Would you set down every entry shown below, precisely as written?

┏━━

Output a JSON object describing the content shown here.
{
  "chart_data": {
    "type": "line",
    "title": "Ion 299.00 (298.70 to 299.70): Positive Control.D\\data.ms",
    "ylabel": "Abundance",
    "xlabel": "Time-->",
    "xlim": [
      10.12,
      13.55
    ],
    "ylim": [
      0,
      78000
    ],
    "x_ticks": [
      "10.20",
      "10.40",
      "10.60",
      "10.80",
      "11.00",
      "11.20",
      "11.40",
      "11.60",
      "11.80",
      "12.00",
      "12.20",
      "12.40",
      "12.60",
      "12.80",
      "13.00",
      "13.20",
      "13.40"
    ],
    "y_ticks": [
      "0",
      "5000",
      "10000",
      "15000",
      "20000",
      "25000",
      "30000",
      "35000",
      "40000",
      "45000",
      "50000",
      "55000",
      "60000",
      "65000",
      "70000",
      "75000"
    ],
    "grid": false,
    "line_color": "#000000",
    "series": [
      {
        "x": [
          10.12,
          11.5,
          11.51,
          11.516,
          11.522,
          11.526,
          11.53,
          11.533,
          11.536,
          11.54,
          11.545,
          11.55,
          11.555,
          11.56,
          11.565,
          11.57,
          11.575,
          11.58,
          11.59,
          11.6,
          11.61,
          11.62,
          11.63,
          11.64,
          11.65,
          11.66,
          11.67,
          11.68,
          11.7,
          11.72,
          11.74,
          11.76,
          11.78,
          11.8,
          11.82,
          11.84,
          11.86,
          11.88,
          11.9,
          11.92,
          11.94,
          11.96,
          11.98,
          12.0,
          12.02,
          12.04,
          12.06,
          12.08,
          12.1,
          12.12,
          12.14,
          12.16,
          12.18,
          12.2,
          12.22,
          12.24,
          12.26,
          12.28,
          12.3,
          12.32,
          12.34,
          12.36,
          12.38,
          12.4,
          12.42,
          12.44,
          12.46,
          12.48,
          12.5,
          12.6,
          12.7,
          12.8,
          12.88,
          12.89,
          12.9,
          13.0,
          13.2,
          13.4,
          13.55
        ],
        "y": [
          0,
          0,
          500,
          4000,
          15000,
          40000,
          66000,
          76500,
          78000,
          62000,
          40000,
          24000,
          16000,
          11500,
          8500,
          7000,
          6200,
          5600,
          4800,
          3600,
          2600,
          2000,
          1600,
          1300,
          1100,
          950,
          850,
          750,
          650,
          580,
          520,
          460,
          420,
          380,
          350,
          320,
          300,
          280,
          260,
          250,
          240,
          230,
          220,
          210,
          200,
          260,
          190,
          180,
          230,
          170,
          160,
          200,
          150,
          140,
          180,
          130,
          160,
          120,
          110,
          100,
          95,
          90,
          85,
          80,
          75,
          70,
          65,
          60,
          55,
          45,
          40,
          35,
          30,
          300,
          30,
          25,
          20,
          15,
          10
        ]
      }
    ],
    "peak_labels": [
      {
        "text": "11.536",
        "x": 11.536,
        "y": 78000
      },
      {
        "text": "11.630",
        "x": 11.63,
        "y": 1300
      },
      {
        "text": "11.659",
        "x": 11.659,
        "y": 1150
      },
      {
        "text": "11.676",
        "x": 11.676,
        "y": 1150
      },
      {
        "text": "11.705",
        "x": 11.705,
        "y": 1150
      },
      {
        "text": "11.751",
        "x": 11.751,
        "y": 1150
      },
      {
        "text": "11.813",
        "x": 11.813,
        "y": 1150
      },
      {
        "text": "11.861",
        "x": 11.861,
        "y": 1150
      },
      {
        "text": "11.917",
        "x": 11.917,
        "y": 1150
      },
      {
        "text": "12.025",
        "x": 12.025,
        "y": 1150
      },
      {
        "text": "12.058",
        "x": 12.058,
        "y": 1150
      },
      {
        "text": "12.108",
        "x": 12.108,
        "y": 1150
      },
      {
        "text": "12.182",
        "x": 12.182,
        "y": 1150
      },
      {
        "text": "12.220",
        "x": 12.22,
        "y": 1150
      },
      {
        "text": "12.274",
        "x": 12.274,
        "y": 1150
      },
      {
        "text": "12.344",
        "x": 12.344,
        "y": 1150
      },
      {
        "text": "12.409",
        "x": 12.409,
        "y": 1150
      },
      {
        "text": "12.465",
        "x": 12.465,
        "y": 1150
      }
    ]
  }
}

┗━━

> [Answer to this exercise]:
Output a JSON object describing the content shown here.
{
  "chart_data": {
    "type": "line",
    "title": "Ion 299.00 (298.70 to 299.70): Positive Control.D\\data.ms",
    "ylabel": "Abundance",
    "xlabel": "Time-->",
    "xlim": [
      10.12,
      13.55
    ],
    "ylim": [
      0,
      78000
    ],
    "x_ticks": [
      "10.20",
      "10.40",
      "10.60",
      "10.80",
      "11.00",
      "11.20",
      "11.40",
      "11.60",
      "11.80",
      "12.00",
      "12.20",
      "12.40",
      "12.60",
      "12.80",
      "13.00",
      "13.20",
      "13.40"
    ],
    "y_ticks": [
      "0",
      "5000",
      "10000",
      "15000",
      "20000",
      "25000",
      "30000",
      "35000",
      "40000",
      "45000",
      "50000",
      "55000",
      "60000",
      "65000",
      "70000",
      "75000"
    ],
    "grid": false,
    "line_color": "#000000",
    "series": [
      {
        "x": [
          10.12,
          11.5,
          11.51,
          11.516,
          11.522,
          11.526,
          11.53,
          11.533,
          11.536,
          11.54,
          11.545,
          11.55,
          11.555,
          11.56,
          11.565,
          11.57,
          11.575,
          11.58,
          11.59,
          11.6,
          11.61,
          11.62,
          11.63,
          11.64,
          11.65,
          11.66,
          11.67,
          11.68,
          11.7,
          11.72,
          11.74,
          11.76,
          11.78,
          11.8,
          11.82,
          11.84,
          11.86,
          11.88,
          11.9,
          11.92,
          11.94,
          11.96,
          11.98,
          12.0,
          12.02,
          12.04,
          12.06,
          12.08,
          12.1,
          12.12,
          12.14,
          12.16,
          12.18,
          12.2,
          12.22,
          12.24,
          12.26,
          12.28,
          12.3,
          12.32,
          12.34,
          12.36,
          12.38,
          12.4,
          12.42,
          12.44,
          12.46,
          12.48,
          12.5,
          12.6,
          12.7,
          12.8,
          12.88,
          12.89,
          12.9,
          13.0,
          13.2,
          13.4,
          13.55
        ],
        "y": [
          0,
          0,
          500,
          4000,
          15000,
          40000,
          66000,
          76500,
          78000,
          62000,
          40000,
          24000,
          16000,
          11500,
          8500,
          7000,
          6200,
          5600,
          4800,
          3600,
          2600,
          2000,
          1600,
          1300,
          1100,
          950,
          850,
          750,
          650,
          580,
          520,
          460,
          420,
          380,
          350,
          320,
          300,
          280,
          260,
          250,
          240,
          230,
          220,
          210,
          200,
          260,
          190,
          180,
          230,
          170,
          160,
          200,
          150,
          140,
          180,
          130,
          160,
          120,
          110,
          100,
          95,
          90,
          85,
          80,
          75,
          70,
          65,
          60,
          55,
          45,
          40,
          35,
          30,
          300,
          30,
          25,
          20,
          15,
          10
        ]
      }
    ],
    "peak_labels": [
      {
        "text": "11.536",
        "x": 11.536,
        "y": 78000
      },
      {
        "text": "11.630",
        "x": 11.63,
        "y": 1300
      },
      {
        "text": "11.659",
        "x": 11.659,
        "y": 1150
      },
      {
        "text": "11.676",
        "x": 11.676,
        "y": 1150
      },
      {
        "text": "11.705",
        "x": 11.705,
        "y": 1150
      },
      {
        "text": "11.751",
        "x": 11.751,
        "y": 1150
      },
      {
        "text": "11.813",
        "x": 11.813,
        "y": 1150
      },
      {
        "text": "11.861",
        "x": 11.861,
        "y": 1150
      },
      {
        "text": "11.917",
        "x": 11.917,
        "y": 1150
      },
      {
        "text": "12.025",
        "x": 12.025,
        "y": 1150
      },
      {
        "text": "12.058",
        "x": 12.058,
        "y": 1150
      },
      {
        "text": "12.108",
        "x": 12.108,
        "y": 1150
      },
      {
        "text": "12.182",
        "x": 12.182,
        "y": 1150
      },
      {
        "text": "12.220",
        "x": 12.22,
        "y": 1150
      },
      {
        "text": "12.274",
        "x": 12.274,
        "y": 1150
      },
      {
        "text": "12.344",
        "x": 12.344,
        "y": 1150
      },
      {
        "text": "12.409",
        "x": 12.409,
        "y": 1150
      },
      {
        "text": "12.465",
        "x": 12.465,
        "y": 1150
      }
    ]
  }
}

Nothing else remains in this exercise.